**Records from a data collection:**
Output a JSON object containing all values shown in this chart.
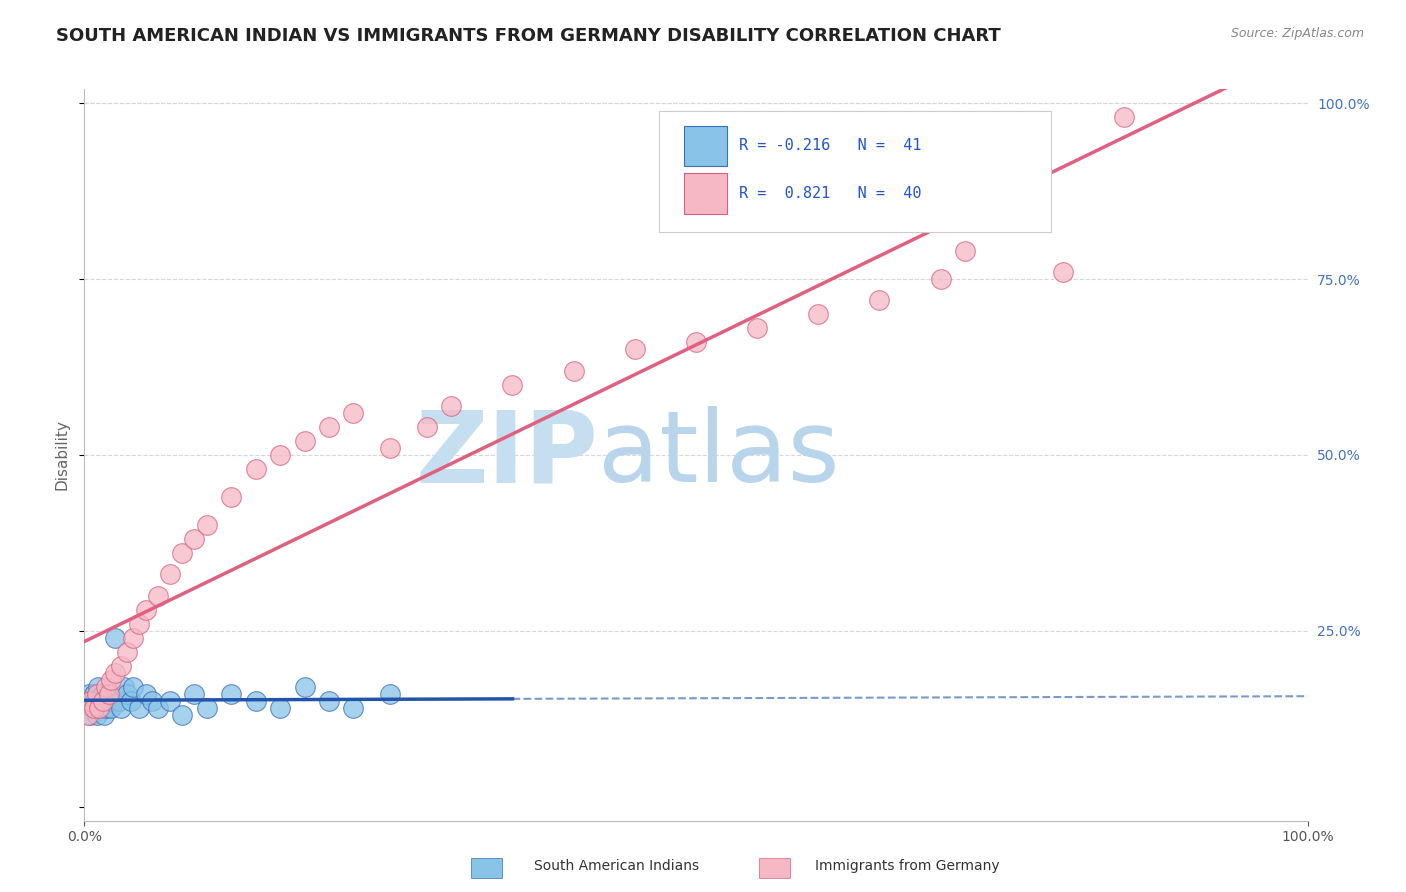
{
  "title": "SOUTH AMERICAN INDIAN VS IMMIGRANTS FROM GERMANY DISABILITY CORRELATION CHART",
  "source": "Source: ZipAtlas.com",
  "ylabel": "Disability",
  "xlim": [
    0.0,
    1.0
  ],
  "ylim": [
    -0.02,
    1.02
  ],
  "color_blue": "#89c4e8",
  "color_blue_dark": "#3d6db5",
  "color_pink": "#f5b8c4",
  "color_pink_dark": "#d96080",
  "color_trend_blue": "#2255aa",
  "color_trend_pink": "#e06080",
  "watermark_zip_color": "#c8e4f5",
  "watermark_atlas_color": "#c8ddf0",
  "background_color": "#ffffff",
  "grid_color": "#d8d8d8",
  "blue_x": [
    0.002,
    0.004,
    0.005,
    0.006,
    0.007,
    0.008,
    0.009,
    0.01,
    0.011,
    0.012,
    0.013,
    0.014,
    0.015,
    0.016,
    0.017,
    0.018,
    0.019,
    0.02,
    0.022,
    0.025,
    0.028,
    0.03,
    0.032,
    0.035,
    0.038,
    0.04,
    0.045,
    0.05,
    0.055,
    0.06,
    0.07,
    0.08,
    0.09,
    0.1,
    0.12,
    0.14,
    0.16,
    0.18,
    0.2,
    0.22,
    0.25
  ],
  "blue_y": [
    0.14,
    0.16,
    0.13,
    0.15,
    0.14,
    0.16,
    0.15,
    0.13,
    0.17,
    0.14,
    0.15,
    0.14,
    0.16,
    0.13,
    0.15,
    0.14,
    0.16,
    0.15,
    0.14,
    0.24,
    0.15,
    0.14,
    0.17,
    0.16,
    0.15,
    0.17,
    0.14,
    0.16,
    0.15,
    0.14,
    0.15,
    0.13,
    0.16,
    0.14,
    0.16,
    0.15,
    0.14,
    0.17,
    0.15,
    0.14,
    0.16
  ],
  "pink_x": [
    0.003,
    0.005,
    0.008,
    0.01,
    0.012,
    0.015,
    0.018,
    0.02,
    0.022,
    0.025,
    0.03,
    0.035,
    0.04,
    0.045,
    0.05,
    0.06,
    0.07,
    0.08,
    0.09,
    0.1,
    0.12,
    0.14,
    0.16,
    0.18,
    0.2,
    0.22,
    0.25,
    0.28,
    0.3,
    0.35,
    0.4,
    0.45,
    0.5,
    0.55,
    0.6,
    0.65,
    0.7,
    0.72,
    0.8,
    0.85
  ],
  "pink_y": [
    0.13,
    0.15,
    0.14,
    0.16,
    0.14,
    0.15,
    0.17,
    0.16,
    0.18,
    0.19,
    0.2,
    0.22,
    0.24,
    0.26,
    0.28,
    0.3,
    0.33,
    0.36,
    0.38,
    0.4,
    0.44,
    0.48,
    0.5,
    0.52,
    0.54,
    0.56,
    0.51,
    0.54,
    0.57,
    0.6,
    0.62,
    0.65,
    0.66,
    0.68,
    0.7,
    0.72,
    0.75,
    0.79,
    0.76,
    0.98
  ],
  "legend_label1": "South American Indians",
  "legend_label2": "Immigrants from Germany"
}
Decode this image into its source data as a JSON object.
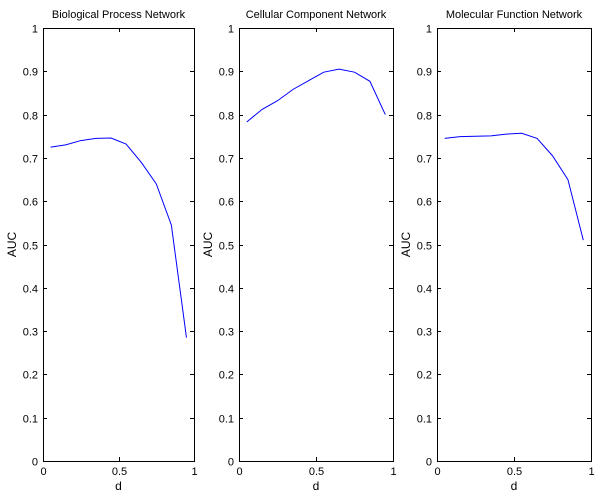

**What is expected:** Pick out the lines that include the word "JSON" and write them out.

**Completed exercise:**
Output a JSON object containing all values shown in this chart.
Decode this image into its source data as a JSON object.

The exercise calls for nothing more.